WHAT TO DO
Say how many lines include "设计意图", with no words around the number.

DATASET EXTRACT
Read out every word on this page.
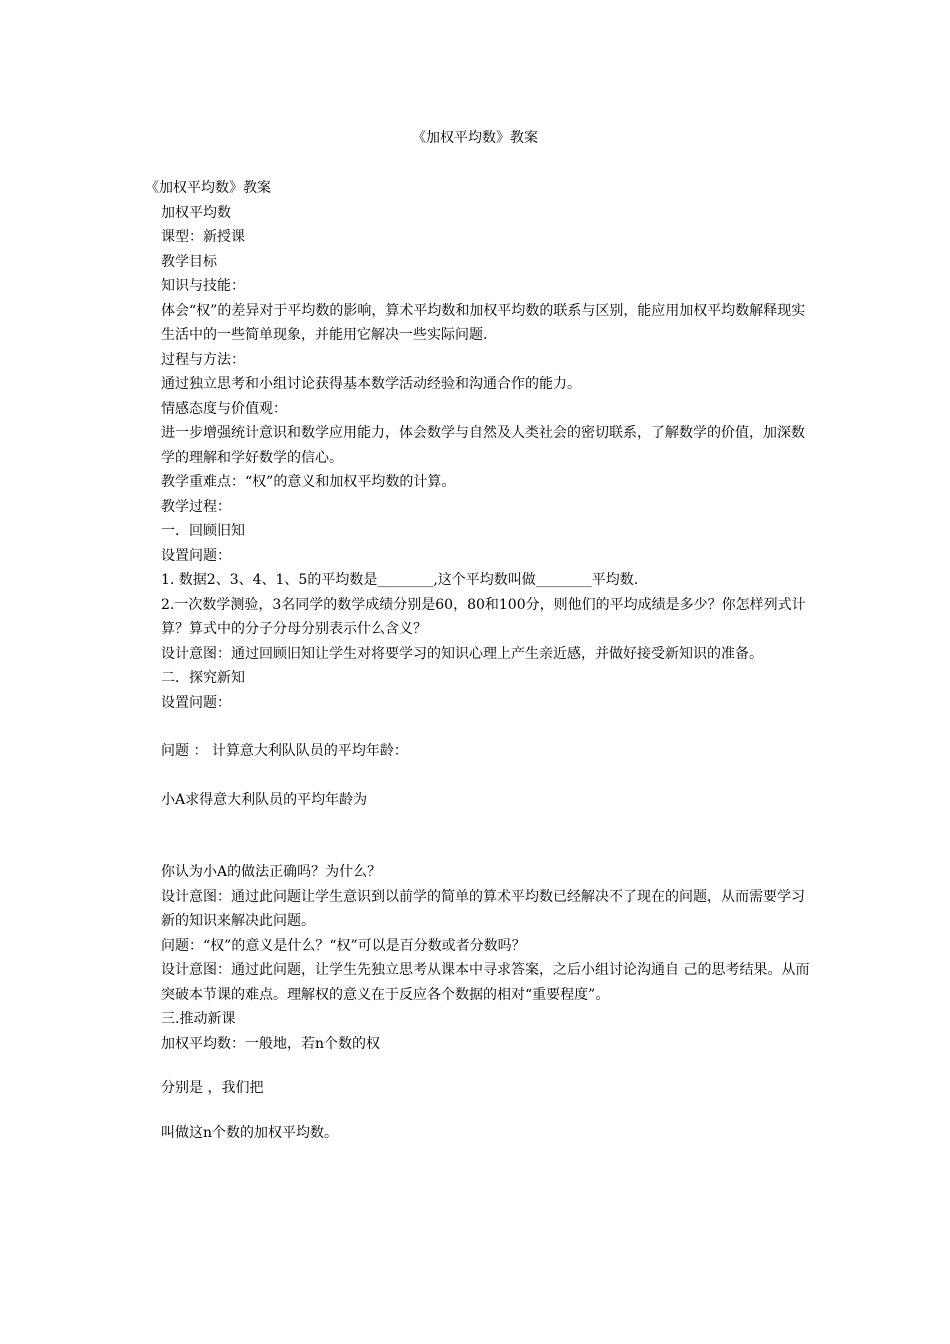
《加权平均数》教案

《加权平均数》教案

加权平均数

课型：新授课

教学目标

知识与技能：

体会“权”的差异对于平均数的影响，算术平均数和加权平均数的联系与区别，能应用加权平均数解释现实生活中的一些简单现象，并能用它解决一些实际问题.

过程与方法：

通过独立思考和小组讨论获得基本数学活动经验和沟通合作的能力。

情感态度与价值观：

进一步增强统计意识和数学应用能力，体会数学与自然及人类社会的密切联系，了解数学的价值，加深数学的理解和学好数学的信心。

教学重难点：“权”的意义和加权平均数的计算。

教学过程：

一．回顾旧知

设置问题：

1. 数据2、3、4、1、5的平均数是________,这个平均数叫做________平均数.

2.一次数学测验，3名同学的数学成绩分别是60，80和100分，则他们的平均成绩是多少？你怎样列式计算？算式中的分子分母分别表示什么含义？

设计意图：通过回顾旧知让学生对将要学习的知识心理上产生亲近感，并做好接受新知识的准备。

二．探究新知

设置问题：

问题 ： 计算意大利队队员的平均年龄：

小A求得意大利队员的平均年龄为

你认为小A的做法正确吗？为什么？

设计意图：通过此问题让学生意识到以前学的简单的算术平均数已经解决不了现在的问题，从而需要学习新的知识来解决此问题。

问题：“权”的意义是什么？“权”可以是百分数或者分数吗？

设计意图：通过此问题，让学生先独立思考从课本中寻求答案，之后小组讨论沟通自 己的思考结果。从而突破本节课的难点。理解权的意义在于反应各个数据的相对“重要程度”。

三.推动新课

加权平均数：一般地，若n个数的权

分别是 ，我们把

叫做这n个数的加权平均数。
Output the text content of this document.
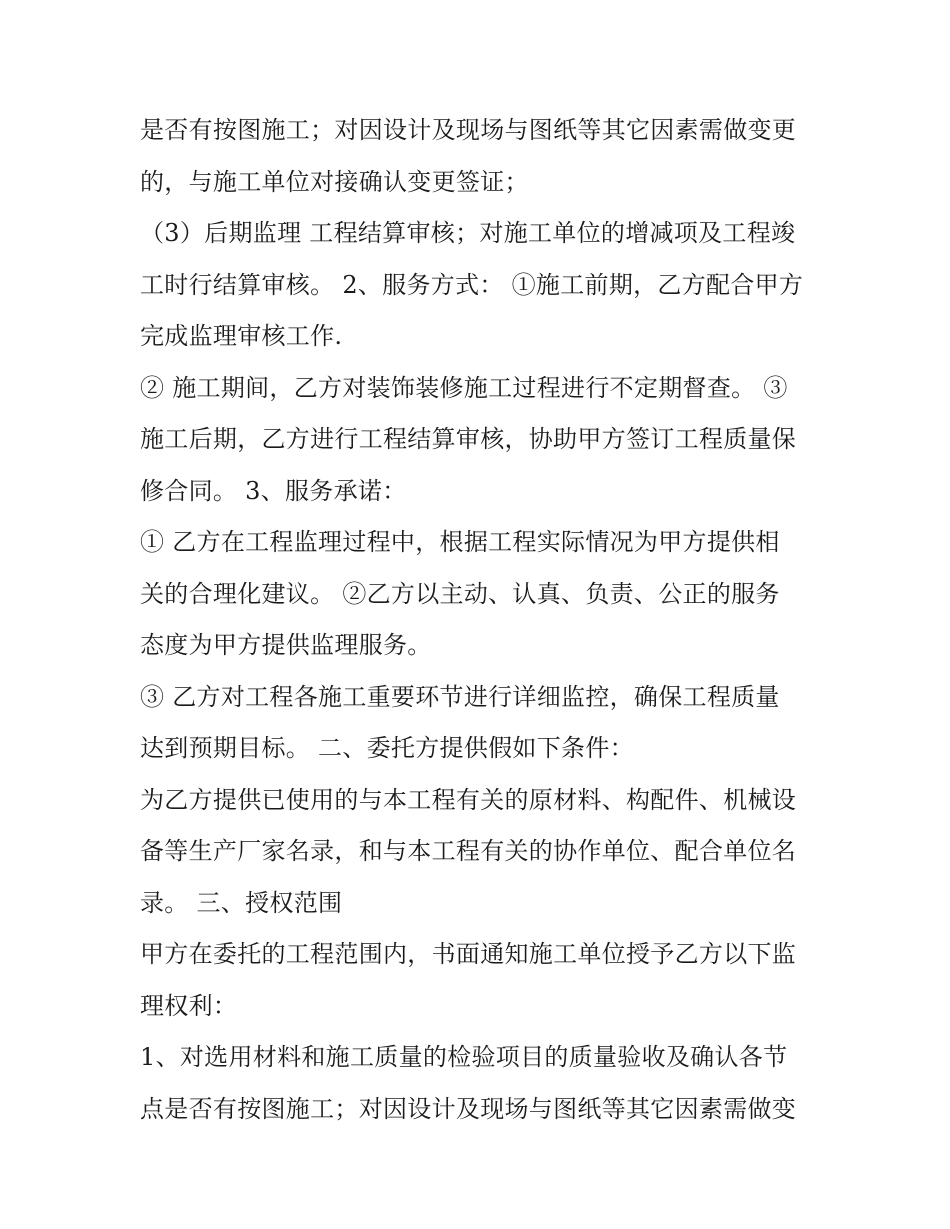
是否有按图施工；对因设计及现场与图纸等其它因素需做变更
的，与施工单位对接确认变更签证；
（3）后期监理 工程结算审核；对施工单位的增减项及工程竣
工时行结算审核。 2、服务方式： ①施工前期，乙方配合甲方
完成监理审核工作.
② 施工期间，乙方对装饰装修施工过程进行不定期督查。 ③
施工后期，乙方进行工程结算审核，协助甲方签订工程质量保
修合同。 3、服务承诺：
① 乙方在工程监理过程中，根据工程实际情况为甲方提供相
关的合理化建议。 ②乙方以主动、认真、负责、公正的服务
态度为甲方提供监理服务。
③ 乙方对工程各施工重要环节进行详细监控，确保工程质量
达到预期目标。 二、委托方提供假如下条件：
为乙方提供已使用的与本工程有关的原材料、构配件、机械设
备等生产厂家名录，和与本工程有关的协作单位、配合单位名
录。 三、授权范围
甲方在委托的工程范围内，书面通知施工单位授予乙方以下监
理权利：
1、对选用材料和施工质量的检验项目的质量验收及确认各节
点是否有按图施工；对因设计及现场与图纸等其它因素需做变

RESPONSE TO THE EXERCISE
3